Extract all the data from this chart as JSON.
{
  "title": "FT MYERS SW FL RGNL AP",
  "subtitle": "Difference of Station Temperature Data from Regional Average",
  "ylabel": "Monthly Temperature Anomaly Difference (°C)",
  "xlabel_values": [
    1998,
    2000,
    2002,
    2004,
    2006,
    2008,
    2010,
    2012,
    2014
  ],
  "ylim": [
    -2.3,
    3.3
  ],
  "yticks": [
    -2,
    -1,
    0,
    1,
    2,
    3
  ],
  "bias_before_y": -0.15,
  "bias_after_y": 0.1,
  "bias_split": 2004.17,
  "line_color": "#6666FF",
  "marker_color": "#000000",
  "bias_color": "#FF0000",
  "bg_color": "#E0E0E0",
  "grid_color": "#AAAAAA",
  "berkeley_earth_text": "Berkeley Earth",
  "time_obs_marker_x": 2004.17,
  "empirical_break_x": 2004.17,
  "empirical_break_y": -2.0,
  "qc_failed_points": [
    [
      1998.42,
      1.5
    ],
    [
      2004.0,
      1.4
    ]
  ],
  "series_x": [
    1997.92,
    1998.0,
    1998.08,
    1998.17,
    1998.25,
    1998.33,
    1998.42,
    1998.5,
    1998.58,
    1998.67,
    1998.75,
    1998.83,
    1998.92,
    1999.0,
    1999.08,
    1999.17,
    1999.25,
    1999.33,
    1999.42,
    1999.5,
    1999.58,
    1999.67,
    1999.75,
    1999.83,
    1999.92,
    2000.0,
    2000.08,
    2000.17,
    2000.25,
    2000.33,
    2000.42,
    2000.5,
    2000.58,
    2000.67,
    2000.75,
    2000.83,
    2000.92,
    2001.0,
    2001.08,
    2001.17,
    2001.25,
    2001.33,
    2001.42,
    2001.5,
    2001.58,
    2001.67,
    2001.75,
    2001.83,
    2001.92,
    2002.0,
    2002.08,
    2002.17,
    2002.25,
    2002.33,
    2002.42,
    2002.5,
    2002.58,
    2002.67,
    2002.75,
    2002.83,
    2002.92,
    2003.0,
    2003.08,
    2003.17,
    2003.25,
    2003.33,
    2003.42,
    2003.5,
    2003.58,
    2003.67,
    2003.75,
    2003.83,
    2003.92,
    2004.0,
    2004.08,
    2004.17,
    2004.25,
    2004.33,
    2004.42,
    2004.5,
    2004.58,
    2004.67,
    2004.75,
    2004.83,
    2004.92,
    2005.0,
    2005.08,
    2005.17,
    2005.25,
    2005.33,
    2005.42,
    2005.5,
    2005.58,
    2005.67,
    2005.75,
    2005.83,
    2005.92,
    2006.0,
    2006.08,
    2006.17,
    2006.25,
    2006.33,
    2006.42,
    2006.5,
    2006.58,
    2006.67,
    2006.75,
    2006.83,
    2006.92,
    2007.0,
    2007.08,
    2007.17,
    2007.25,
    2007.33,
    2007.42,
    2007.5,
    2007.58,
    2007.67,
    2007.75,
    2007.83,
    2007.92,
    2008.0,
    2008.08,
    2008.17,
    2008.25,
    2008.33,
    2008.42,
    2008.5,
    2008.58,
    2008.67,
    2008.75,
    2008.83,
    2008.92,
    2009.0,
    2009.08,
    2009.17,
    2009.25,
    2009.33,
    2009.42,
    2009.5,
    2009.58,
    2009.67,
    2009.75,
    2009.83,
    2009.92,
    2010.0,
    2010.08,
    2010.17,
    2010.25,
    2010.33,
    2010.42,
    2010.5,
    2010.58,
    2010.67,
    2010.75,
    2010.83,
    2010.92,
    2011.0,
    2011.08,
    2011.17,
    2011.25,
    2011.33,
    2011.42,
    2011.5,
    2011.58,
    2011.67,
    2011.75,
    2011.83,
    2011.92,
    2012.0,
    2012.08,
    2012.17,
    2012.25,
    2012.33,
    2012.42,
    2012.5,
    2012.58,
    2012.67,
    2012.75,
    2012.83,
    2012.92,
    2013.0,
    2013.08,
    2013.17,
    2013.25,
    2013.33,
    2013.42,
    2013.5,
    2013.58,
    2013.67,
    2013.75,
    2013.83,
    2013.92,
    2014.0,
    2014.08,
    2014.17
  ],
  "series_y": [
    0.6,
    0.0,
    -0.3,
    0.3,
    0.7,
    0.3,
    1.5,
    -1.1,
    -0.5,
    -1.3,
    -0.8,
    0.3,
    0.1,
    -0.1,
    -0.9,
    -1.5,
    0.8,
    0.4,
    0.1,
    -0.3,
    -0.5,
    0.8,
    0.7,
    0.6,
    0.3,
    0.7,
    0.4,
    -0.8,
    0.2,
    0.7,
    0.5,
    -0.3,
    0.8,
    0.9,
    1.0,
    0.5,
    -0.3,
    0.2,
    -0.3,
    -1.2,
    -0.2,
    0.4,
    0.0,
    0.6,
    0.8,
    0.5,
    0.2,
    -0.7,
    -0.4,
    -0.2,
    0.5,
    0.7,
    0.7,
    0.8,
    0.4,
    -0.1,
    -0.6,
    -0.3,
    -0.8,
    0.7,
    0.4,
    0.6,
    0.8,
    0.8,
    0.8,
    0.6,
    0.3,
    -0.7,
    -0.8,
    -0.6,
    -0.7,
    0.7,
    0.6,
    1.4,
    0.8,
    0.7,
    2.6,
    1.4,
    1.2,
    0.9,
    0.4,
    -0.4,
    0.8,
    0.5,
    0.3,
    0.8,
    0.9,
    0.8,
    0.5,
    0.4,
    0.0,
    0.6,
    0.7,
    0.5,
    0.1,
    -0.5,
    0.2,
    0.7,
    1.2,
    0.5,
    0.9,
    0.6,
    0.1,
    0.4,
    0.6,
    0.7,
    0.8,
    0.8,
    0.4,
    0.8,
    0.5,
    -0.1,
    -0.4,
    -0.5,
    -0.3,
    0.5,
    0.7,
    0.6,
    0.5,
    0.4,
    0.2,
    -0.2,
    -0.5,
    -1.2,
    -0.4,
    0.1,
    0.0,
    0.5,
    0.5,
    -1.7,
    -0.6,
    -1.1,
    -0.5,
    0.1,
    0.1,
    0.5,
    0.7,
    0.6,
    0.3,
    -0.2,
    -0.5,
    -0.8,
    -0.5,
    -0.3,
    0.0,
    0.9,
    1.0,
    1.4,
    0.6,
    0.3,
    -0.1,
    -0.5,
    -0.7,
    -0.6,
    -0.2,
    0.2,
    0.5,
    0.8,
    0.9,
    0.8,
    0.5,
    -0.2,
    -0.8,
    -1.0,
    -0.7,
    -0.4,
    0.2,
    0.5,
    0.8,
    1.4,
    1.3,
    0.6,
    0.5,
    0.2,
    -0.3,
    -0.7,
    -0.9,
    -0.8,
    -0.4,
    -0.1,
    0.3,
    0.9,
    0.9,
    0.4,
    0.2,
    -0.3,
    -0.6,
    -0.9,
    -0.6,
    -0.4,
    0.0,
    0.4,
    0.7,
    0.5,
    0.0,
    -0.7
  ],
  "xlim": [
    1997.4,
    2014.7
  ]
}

______________________________

_Given task_. Which lines in the records above contain the string "Difference"? Copy each one.

_Result for this exercise_.
  "subtitle": "Difference of Station Temperature Data from Regional Average",
  "ylabel": "Monthly Temperature Anomaly Difference (°C)",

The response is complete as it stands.